Provided records ▸
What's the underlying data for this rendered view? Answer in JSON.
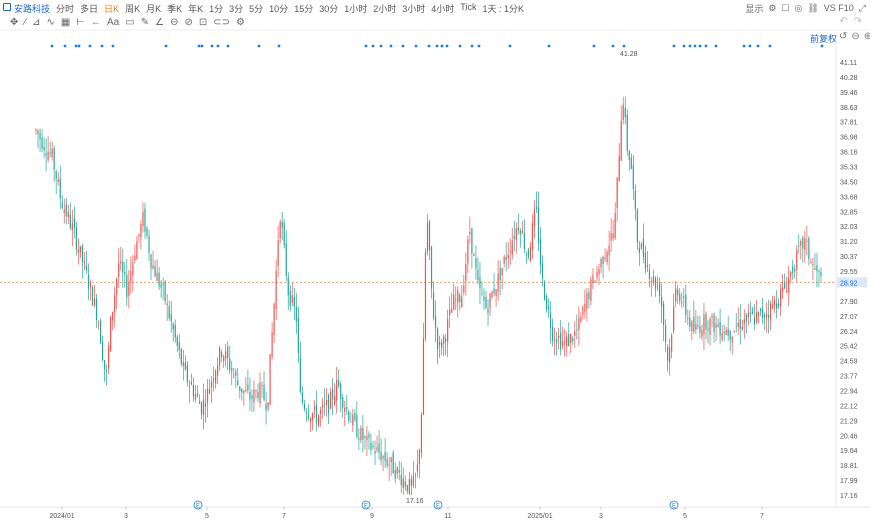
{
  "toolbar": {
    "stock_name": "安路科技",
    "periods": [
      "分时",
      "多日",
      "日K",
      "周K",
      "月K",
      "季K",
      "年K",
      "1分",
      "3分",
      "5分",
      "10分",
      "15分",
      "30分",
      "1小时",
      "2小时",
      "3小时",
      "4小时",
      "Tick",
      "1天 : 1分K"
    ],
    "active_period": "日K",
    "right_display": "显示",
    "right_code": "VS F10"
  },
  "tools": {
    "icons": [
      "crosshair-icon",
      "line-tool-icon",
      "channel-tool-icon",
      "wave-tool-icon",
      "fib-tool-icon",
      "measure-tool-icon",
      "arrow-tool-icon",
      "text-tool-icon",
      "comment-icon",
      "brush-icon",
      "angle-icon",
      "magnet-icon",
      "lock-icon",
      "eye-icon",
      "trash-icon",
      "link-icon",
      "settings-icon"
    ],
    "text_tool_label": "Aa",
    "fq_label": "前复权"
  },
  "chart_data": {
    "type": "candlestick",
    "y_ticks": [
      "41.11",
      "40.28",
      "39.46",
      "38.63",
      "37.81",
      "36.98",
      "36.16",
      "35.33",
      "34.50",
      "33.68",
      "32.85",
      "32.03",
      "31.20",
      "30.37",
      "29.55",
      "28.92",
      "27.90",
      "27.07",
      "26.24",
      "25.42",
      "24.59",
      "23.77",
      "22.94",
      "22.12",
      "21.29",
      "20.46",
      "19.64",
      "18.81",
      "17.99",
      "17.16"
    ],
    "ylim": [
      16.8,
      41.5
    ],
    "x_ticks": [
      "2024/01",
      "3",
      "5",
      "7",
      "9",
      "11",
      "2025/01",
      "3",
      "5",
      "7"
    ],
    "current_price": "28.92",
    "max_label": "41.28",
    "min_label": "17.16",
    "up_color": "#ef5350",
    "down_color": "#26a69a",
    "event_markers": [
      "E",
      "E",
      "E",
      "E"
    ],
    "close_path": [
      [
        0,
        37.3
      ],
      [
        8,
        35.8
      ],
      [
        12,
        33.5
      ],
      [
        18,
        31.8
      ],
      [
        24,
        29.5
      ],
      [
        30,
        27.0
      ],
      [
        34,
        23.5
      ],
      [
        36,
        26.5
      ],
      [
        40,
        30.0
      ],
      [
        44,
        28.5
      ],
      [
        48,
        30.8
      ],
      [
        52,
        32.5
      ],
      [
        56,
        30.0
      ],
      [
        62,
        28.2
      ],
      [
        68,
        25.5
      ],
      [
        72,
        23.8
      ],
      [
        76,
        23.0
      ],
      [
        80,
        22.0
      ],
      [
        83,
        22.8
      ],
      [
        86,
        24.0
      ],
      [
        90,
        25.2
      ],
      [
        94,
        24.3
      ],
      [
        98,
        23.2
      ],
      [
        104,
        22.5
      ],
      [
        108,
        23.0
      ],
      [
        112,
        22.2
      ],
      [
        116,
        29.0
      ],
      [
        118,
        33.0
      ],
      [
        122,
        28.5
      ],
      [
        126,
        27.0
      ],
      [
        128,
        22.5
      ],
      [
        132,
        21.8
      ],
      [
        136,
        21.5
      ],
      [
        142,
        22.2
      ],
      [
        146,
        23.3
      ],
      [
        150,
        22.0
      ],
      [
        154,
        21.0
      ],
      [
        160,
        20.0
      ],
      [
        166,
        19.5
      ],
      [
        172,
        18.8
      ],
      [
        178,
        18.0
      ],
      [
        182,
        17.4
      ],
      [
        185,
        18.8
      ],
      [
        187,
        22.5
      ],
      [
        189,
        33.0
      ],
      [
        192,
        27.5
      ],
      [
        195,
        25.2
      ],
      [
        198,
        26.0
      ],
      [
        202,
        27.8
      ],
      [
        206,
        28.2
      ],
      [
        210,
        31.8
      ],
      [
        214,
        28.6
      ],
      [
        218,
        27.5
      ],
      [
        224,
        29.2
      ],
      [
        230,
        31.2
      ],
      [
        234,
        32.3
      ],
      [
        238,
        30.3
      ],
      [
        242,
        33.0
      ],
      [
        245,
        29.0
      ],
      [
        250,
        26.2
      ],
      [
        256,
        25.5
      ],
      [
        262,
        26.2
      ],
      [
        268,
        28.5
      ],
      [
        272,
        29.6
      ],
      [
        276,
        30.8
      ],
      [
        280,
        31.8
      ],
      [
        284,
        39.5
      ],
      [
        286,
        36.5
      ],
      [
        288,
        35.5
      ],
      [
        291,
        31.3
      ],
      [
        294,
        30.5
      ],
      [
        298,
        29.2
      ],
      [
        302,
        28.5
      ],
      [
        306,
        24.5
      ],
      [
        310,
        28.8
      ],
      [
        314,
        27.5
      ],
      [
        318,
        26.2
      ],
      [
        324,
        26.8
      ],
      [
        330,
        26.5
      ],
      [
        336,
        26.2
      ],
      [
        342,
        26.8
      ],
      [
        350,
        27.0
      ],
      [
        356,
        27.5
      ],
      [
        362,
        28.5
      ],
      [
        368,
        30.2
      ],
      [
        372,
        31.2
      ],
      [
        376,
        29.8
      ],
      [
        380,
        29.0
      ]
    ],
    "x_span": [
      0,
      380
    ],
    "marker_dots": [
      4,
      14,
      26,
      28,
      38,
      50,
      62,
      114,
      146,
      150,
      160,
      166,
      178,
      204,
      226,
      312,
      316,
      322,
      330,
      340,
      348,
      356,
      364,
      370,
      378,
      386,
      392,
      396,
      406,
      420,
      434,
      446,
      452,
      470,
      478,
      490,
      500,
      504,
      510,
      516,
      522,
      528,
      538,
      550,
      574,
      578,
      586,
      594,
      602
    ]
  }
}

Work to do ▸ Each entry gets copied exactly; the pictures stay out.

Task output ▸
What's the underlying data for this rendered view? Answer in JSON.
{
  "toolbar": {
    "stock_name": "安路科技",
    "periods": [
      "分时",
      "多日",
      "日K",
      "周K",
      "月K",
      "季K",
      "年K",
      "1分",
      "3分",
      "5分",
      "10分",
      "15分",
      "30分",
      "1小时",
      "2小时",
      "3小时",
      "4小时",
      "Tick",
      "1天 : 1分K"
    ],
    "active_period": "日K",
    "right_display": "显示",
    "right_code": "VS F10"
  },
  "tools": {
    "icons": [
      "crosshair-icon",
      "line-tool-icon",
      "channel-tool-icon",
      "wave-tool-icon",
      "fib-tool-icon",
      "measure-tool-icon",
      "arrow-tool-icon",
      "text-tool-icon",
      "comment-icon",
      "brush-icon",
      "angle-icon",
      "magnet-icon",
      "lock-icon",
      "eye-icon",
      "trash-icon",
      "link-icon",
      "settings-icon"
    ],
    "text_tool_label": "Aa",
    "fq_label": "前复权"
  },
  "chart_data": {
    "type": "candlestick",
    "y_ticks": [
      "41.11",
      "40.28",
      "39.46",
      "38.63",
      "37.81",
      "36.98",
      "36.16",
      "35.33",
      "34.50",
      "33.68",
      "32.85",
      "32.03",
      "31.20",
      "30.37",
      "29.55",
      "28.92",
      "27.90",
      "27.07",
      "26.24",
      "25.42",
      "24.59",
      "23.77",
      "22.94",
      "22.12",
      "21.29",
      "20.46",
      "19.64",
      "18.81",
      "17.99",
      "17.16"
    ],
    "ylim": [
      16.8,
      41.5
    ],
    "x_ticks": [
      "2024/01",
      "3",
      "5",
      "7",
      "9",
      "11",
      "2025/01",
      "3",
      "5",
      "7"
    ],
    "current_price": "28.92",
    "max_label": "41.28",
    "min_label": "17.16",
    "up_color": "#ef5350",
    "down_color": "#26a69a",
    "event_markers": [
      "E",
      "E",
      "E",
      "E"
    ],
    "close_path": [
      [
        0,
        37.3
      ],
      [
        8,
        35.8
      ],
      [
        12,
        33.5
      ],
      [
        18,
        31.8
      ],
      [
        24,
        29.5
      ],
      [
        30,
        27.0
      ],
      [
        34,
        23.5
      ],
      [
        36,
        26.5
      ],
      [
        40,
        30.0
      ],
      [
        44,
        28.5
      ],
      [
        48,
        30.8
      ],
      [
        52,
        32.5
      ],
      [
        56,
        30.0
      ],
      [
        62,
        28.2
      ],
      [
        68,
        25.5
      ],
      [
        72,
        23.8
      ],
      [
        76,
        23.0
      ],
      [
        80,
        22.0
      ],
      [
        83,
        22.8
      ],
      [
        86,
        24.0
      ],
      [
        90,
        25.2
      ],
      [
        94,
        24.3
      ],
      [
        98,
        23.2
      ],
      [
        104,
        22.5
      ],
      [
        108,
        23.0
      ],
      [
        112,
        22.2
      ],
      [
        116,
        29.0
      ],
      [
        118,
        33.0
      ],
      [
        122,
        28.5
      ],
      [
        126,
        27.0
      ],
      [
        128,
        22.5
      ],
      [
        132,
        21.8
      ],
      [
        136,
        21.5
      ],
      [
        142,
        22.2
      ],
      [
        146,
        23.3
      ],
      [
        150,
        22.0
      ],
      [
        154,
        21.0
      ],
      [
        160,
        20.0
      ],
      [
        166,
        19.5
      ],
      [
        172,
        18.8
      ],
      [
        178,
        18.0
      ],
      [
        182,
        17.4
      ],
      [
        185,
        18.8
      ],
      [
        187,
        22.5
      ],
      [
        189,
        33.0
      ],
      [
        192,
        27.5
      ],
      [
        195,
        25.2
      ],
      [
        198,
        26.0
      ],
      [
        202,
        27.8
      ],
      [
        206,
        28.2
      ],
      [
        210,
        31.8
      ],
      [
        214,
        28.6
      ],
      [
        218,
        27.5
      ],
      [
        224,
        29.2
      ],
      [
        230,
        31.2
      ],
      [
        234,
        32.3
      ],
      [
        238,
        30.3
      ],
      [
        242,
        33.0
      ],
      [
        245,
        29.0
      ],
      [
        250,
        26.2
      ],
      [
        256,
        25.5
      ],
      [
        262,
        26.2
      ],
      [
        268,
        28.5
      ],
      [
        272,
        29.6
      ],
      [
        276,
        30.8
      ],
      [
        280,
        31.8
      ],
      [
        284,
        39.5
      ],
      [
        286,
        36.5
      ],
      [
        288,
        35.5
      ],
      [
        291,
        31.3
      ],
      [
        294,
        30.5
      ],
      [
        298,
        29.2
      ],
      [
        302,
        28.5
      ],
      [
        306,
        24.5
      ],
      [
        310,
        28.8
      ],
      [
        314,
        27.5
      ],
      [
        318,
        26.2
      ],
      [
        324,
        26.8
      ],
      [
        330,
        26.5
      ],
      [
        336,
        26.2
      ],
      [
        342,
        26.8
      ],
      [
        350,
        27.0
      ],
      [
        356,
        27.5
      ],
      [
        362,
        28.5
      ],
      [
        368,
        30.2
      ],
      [
        372,
        31.2
      ],
      [
        376,
        29.8
      ],
      [
        380,
        29.0
      ]
    ],
    "x_span": [
      0,
      380
    ],
    "marker_dots": [
      4,
      14,
      26,
      28,
      38,
      50,
      62,
      114,
      146,
      150,
      160,
      166,
      178,
      204,
      226,
      312,
      316,
      322,
      330,
      340,
      348,
      356,
      364,
      370,
      378,
      386,
      392,
      396,
      406,
      420,
      434,
      446,
      452,
      470,
      478,
      490,
      500,
      504,
      510,
      516,
      522,
      528,
      538,
      550,
      574,
      578,
      586,
      594,
      602
    ]
  }
}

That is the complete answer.